Exercise instructions: Write every line of the material out exactly as shown.

Data:
◇ ◇ ◇ ◇

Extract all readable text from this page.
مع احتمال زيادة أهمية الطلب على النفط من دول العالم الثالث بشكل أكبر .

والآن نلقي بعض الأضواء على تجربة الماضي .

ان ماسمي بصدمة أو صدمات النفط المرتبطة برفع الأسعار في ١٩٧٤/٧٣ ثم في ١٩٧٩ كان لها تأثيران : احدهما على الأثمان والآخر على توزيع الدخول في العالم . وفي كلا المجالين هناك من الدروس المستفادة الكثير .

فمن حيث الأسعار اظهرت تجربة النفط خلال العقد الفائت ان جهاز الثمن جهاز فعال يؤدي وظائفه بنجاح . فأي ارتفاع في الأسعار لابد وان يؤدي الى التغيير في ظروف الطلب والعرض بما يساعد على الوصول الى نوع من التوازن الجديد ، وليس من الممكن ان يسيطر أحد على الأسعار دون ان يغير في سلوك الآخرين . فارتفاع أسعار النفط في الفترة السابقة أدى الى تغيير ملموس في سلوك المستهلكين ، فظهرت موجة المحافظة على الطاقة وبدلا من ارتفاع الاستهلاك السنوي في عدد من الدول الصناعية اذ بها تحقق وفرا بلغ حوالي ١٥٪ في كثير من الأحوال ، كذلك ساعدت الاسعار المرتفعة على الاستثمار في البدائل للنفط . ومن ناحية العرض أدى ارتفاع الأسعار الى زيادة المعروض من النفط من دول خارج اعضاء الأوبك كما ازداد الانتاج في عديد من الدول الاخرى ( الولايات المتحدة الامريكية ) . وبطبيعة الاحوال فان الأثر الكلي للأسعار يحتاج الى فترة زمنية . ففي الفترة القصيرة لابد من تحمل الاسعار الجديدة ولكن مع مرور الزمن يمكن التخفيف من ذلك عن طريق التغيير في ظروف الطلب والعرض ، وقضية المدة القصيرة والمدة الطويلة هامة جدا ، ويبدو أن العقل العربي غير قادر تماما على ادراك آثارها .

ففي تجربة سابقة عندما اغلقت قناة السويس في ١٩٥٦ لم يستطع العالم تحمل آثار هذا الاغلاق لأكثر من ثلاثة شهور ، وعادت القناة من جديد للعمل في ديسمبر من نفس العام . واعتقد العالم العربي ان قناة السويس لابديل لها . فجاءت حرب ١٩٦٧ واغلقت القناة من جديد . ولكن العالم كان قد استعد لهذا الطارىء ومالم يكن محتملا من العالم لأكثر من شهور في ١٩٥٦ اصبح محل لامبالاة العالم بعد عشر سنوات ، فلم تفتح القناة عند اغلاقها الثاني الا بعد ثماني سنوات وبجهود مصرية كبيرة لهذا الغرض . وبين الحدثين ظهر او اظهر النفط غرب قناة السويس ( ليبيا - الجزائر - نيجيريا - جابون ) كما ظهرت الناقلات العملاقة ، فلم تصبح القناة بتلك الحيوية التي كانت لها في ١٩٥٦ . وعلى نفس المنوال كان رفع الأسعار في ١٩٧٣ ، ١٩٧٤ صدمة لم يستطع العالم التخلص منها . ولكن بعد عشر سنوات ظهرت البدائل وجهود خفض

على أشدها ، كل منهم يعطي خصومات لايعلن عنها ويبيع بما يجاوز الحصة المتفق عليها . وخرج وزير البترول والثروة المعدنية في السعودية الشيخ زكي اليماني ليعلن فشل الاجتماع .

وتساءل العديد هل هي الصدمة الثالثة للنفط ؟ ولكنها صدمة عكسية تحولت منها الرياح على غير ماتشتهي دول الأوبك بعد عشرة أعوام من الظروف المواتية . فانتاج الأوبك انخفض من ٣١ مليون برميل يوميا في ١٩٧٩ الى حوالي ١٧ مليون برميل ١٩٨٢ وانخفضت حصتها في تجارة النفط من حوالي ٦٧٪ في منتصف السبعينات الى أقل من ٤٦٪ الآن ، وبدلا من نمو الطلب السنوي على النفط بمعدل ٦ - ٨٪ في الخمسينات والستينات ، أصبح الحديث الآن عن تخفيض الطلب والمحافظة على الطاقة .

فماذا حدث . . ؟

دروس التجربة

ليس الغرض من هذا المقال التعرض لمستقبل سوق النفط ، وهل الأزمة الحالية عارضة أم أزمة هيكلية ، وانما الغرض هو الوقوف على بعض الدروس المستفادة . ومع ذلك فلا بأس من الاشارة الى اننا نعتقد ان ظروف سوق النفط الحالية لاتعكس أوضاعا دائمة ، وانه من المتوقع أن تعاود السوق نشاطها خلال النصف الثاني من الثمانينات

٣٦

◇ ◇ ◇ ◇

Written response:
Extract all readable text from this page.
مع احتمال زيادة أهمية الطلب على النفط من دول العالم الثالث بشكل أكبر .

والآن نلقي بعض الأضواء على تجربة الماضي .

ان ماسمي بصدمة أو صدمات النفط المرتبطة برفع الأسعار في ١٩٧٤/٧٣ ثم في ١٩٧٩ كان لها تأثيران : احدهما على الأثمان والآخر على توزيع الدخول في العالم . وفي كلا المجالين هناك من الدروس المستفادة الكثير .

فمن حيث الأسعار اظهرت تجربة النفط خلال العقد الفائت ان جهاز الثمن جهاز فعال يؤدي وظائفه بنجاح . فأي ارتفاع في الأسعار لابد وان يؤدي الى التغيير في ظروف الطلب والعرض بما يساعد على الوصول الى نوع من التوازن الجديد ، وليس من الممكن ان يسيطر أحد على الأسعار دون ان يغير في سلوك الآخرين . فارتفاع أسعار النفط في الفترة السابقة أدى الى تغيير ملموس في سلوك المستهلكين ، فظهرت موجة المحافظة على الطاقة وبدلا من ارتفاع الاستهلاك السنوي في عدد من الدول الصناعية اذ بها تحقق وفرا بلغ حوالي ١٥٪ في كثير من الأحوال ، كذلك ساعدت الاسعار المرتفعة على الاستثمار في البدائل للنفط . ومن ناحية العرض أدى ارتفاع الأسعار الى زيادة المعروض من النفط من دول خارج اعضاء الأوبك كما ازداد الانتاج في عديد من الدول الاخرى ( الولايات المتحدة الامريكية ) . وبطبيعة الاحوال فان الأثر الكلي للأسعار يحتاج الى فترة زمنية . ففي الفترة القصيرة لابد من تحمل الاسعار الجديدة ولكن مع مرور الزمن يمكن التخفيف من ذلك عن طريق التغيير في ظروف الطلب والعرض ، وقضية المدة القصيرة والمدة الطويلة هامة جدا ، ويبدو أن العقل العربي غير قادر تماما على ادراك آثارها .

ففي تجربة سابقة عندما اغلقت قناة السويس في ١٩٥٦ لم يستطع العالم تحمل آثار هذا الاغلاق لأكثر من ثلاثة شهور ، وعادت القناة من جديد للعمل في ديسمبر من نفس العام . واعتقد العالم العربي ان قناة السويس لابديل لها . فجاءت حرب ١٩٦٧ واغلقت القناة من جديد . ولكن العالم كان قد استعد لهذا الطارىء ومالم يكن محتملا من العالم لأكثر من شهور في ١٩٥٦ اصبح محل لامبالاة العالم بعد عشر سنوات ، فلم تفتح القناة عند اغلاقها الثاني الا بعد ثماني سنوات وبجهود مصرية كبيرة لهذا الغرض . وبين الحدثين ظهر او اظهر النفط غرب قناة السويس ( ليبيا - الجزائر - نيجيريا - جابون ) كما ظهرت الناقلات العملاقة ، فلم تصبح القناة بتلك الحيوية التي كانت لها في ١٩٥٦ . وعلى نفس المنوال كان رفع الأسعار في ١٩٧٣ ، ١٩٧٤ صدمة لم يستطع العالم التخلص منها . ولكن بعد عشر سنوات ظهرت البدائل وجهود خفض

على أشدها ، كل منهم يعطي خصومات لايعلن عنها ويبيع بما يجاوز الحصة المتفق عليها . وخرج وزير البترول والثروة المعدنية في السعودية الشيخ زكي اليماني ليعلن فشل الاجتماع .

وتساءل العديد هل هي الصدمة الثالثة للنفط ؟ ولكنها صدمة عكسية تحولت منها الرياح على غير ماتشتهي دول الأوبك بعد عشرة أعوام من الظروف المواتية . فانتاج الأوبك انخفض من ٣١ مليون برميل يوميا في ١٩٧٩ الى حوالي ١٧ مليون برميل ١٩٨٢ وانخفضت حصتها في تجارة النفط من حوالي ٦٧٪ في منتصف السبعينات الى أقل من ٤٦٪ الآن ، وبدلا من نمو الطلب السنوي على النفط بمعدل ٦ - ٨٪ في الخمسينات والستينات ، أصبح الحديث الآن عن تخفيض الطلب والمحافظة على الطاقة .

فماذا حدث . . ؟

دروس التجربة

ليس الغرض من هذا المقال التعرض لمستقبل سوق النفط ، وهل الأزمة الحالية عارضة أم أزمة هيكلية ، وانما الغرض هو الوقوف على بعض الدروس المستفادة . ومع ذلك فلا بأس من الاشارة الى اننا نعتقد ان ظروف سوق النفط الحالية لاتعكس أوضاعا دائمة ، وانه من المتوقع أن تعاود السوق نشاطها خلال النصف الثاني من الثمانينات

٣٦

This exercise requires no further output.